→ **WHAT YOU WILL DO**: Retype the lines from the one with "keyboard-icon[interactable]: ⌨ (1215, 734, 1233, 752)" to the one with "code-token: [ORDERID] (11, 427, 90, 442)", both included, without changing anything.

[Image element box items]
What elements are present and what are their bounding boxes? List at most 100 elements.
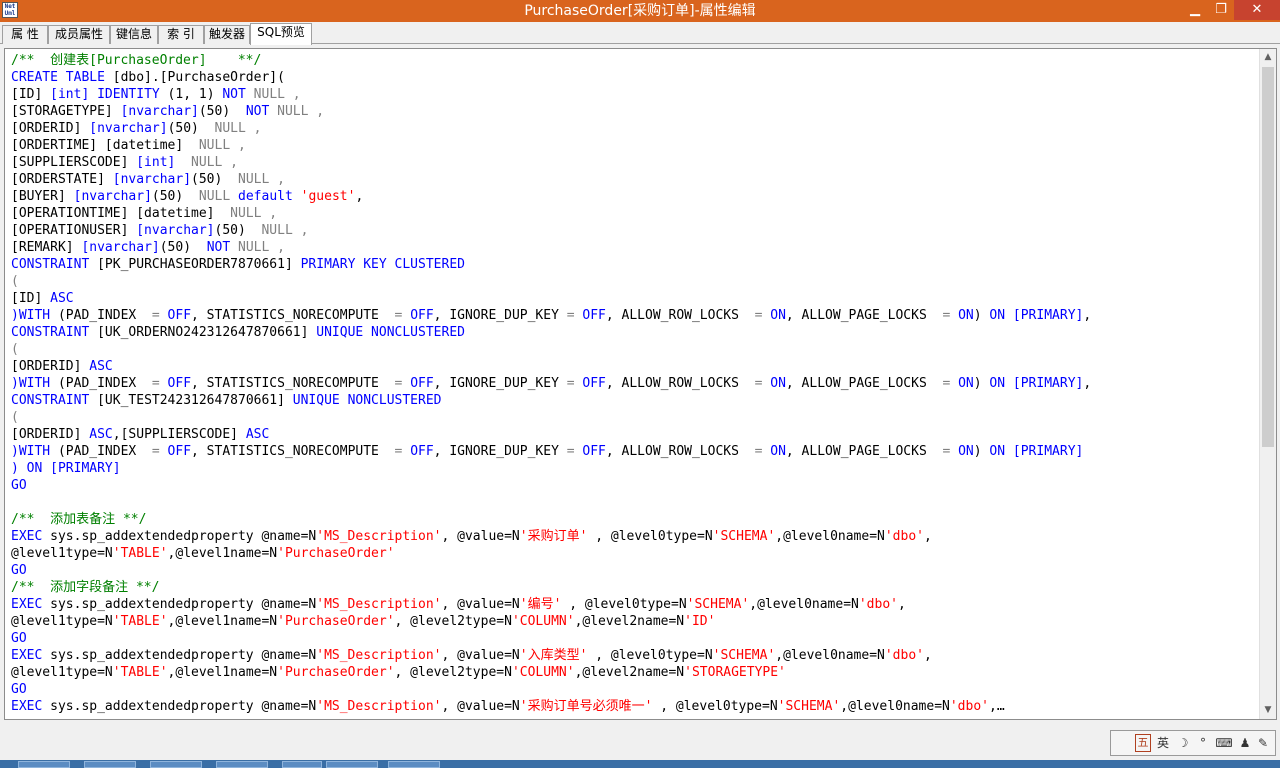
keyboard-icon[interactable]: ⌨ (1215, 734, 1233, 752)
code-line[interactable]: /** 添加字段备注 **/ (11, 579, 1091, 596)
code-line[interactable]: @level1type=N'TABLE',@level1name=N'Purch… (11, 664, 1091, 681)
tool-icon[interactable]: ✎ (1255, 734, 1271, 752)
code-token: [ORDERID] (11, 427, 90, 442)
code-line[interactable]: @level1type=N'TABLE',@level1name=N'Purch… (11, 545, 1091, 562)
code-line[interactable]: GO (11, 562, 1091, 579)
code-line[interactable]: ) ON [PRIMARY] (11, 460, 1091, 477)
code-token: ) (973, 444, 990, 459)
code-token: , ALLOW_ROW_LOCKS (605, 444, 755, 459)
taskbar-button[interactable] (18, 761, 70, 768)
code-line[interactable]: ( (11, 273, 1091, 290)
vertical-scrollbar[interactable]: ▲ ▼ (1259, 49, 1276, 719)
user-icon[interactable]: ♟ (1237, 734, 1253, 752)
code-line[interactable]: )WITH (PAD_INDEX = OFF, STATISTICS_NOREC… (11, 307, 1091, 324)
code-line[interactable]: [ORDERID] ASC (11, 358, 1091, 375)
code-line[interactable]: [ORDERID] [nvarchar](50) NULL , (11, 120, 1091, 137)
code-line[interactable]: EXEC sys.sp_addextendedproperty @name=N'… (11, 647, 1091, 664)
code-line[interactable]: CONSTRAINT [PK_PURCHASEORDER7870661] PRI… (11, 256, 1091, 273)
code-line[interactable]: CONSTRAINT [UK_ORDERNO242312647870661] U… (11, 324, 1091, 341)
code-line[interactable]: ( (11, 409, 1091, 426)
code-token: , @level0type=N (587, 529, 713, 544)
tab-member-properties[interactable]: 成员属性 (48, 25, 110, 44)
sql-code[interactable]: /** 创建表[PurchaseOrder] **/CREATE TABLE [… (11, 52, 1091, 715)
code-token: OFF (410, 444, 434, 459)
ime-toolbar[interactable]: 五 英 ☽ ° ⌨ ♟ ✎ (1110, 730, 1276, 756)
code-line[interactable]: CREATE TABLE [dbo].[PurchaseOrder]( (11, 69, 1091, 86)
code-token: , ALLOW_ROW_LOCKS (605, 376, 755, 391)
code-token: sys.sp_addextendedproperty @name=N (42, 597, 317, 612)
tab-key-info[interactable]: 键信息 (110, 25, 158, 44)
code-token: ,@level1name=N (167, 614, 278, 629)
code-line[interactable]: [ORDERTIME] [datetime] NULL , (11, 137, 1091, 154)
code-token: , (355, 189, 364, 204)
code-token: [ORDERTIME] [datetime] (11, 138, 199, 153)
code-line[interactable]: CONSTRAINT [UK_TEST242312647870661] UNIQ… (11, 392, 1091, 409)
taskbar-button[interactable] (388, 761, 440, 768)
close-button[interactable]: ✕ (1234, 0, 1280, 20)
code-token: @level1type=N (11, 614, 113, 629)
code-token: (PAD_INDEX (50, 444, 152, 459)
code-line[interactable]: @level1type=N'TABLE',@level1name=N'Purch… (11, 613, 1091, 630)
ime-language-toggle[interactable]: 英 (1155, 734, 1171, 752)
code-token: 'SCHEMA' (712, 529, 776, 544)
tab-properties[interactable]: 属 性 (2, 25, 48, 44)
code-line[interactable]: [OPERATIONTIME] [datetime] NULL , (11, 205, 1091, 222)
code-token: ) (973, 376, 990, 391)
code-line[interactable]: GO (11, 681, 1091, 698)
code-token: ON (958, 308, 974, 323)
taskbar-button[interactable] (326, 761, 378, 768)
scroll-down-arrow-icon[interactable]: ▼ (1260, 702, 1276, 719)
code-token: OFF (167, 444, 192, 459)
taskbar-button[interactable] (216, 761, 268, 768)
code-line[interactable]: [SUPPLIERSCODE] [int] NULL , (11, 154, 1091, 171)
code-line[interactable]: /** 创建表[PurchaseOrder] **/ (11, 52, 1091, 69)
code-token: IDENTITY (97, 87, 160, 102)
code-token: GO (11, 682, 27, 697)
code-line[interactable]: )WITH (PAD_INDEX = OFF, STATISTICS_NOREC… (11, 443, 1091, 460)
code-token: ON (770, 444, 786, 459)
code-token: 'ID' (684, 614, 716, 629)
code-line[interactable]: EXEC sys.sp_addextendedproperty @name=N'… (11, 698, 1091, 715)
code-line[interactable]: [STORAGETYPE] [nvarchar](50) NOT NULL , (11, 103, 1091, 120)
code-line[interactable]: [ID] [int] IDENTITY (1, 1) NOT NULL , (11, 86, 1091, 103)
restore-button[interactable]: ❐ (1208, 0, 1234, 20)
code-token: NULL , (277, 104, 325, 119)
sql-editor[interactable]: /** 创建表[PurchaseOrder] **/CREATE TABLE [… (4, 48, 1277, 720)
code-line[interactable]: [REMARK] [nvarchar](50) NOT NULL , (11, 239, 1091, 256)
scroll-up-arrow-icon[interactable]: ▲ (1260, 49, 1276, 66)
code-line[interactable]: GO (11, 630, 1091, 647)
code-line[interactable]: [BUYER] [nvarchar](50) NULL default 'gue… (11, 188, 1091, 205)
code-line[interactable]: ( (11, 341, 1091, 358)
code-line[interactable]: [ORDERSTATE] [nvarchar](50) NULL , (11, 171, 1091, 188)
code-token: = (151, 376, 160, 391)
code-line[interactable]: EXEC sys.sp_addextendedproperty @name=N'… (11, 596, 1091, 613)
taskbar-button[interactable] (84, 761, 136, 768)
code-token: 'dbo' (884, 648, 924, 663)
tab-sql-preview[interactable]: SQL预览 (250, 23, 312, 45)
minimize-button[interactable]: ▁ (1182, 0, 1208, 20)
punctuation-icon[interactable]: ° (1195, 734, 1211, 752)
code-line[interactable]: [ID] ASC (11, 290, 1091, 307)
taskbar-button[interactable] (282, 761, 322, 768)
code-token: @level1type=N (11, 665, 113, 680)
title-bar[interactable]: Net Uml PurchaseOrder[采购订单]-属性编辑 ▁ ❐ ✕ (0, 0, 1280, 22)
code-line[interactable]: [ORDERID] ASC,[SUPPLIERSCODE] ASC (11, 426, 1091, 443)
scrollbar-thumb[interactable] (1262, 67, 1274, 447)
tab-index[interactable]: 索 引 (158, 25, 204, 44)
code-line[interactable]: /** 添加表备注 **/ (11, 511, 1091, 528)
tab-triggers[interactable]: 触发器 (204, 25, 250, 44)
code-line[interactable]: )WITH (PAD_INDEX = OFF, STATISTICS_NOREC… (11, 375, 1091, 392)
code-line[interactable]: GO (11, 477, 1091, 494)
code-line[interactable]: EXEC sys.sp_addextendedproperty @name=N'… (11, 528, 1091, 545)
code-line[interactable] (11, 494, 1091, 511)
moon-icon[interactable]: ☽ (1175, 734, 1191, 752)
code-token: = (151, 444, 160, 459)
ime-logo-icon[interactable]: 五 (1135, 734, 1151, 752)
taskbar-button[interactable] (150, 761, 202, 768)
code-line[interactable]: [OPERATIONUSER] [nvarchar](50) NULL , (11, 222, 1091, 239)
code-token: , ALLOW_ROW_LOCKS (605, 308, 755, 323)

→ **REPLY TO THE TASK**:
keyboard-icon[interactable]: ⌨ (1215, 734, 1233, 752)
code-line[interactable]: /** 添加字段备注 **/ (11, 579, 1091, 596)
code-line[interactable]: @level1type=N'TABLE',@level1name=N'Purch… (11, 664, 1091, 681)
tool-icon[interactable]: ✎ (1255, 734, 1271, 752)
code-token: [ORDERID] (11, 427, 90, 442)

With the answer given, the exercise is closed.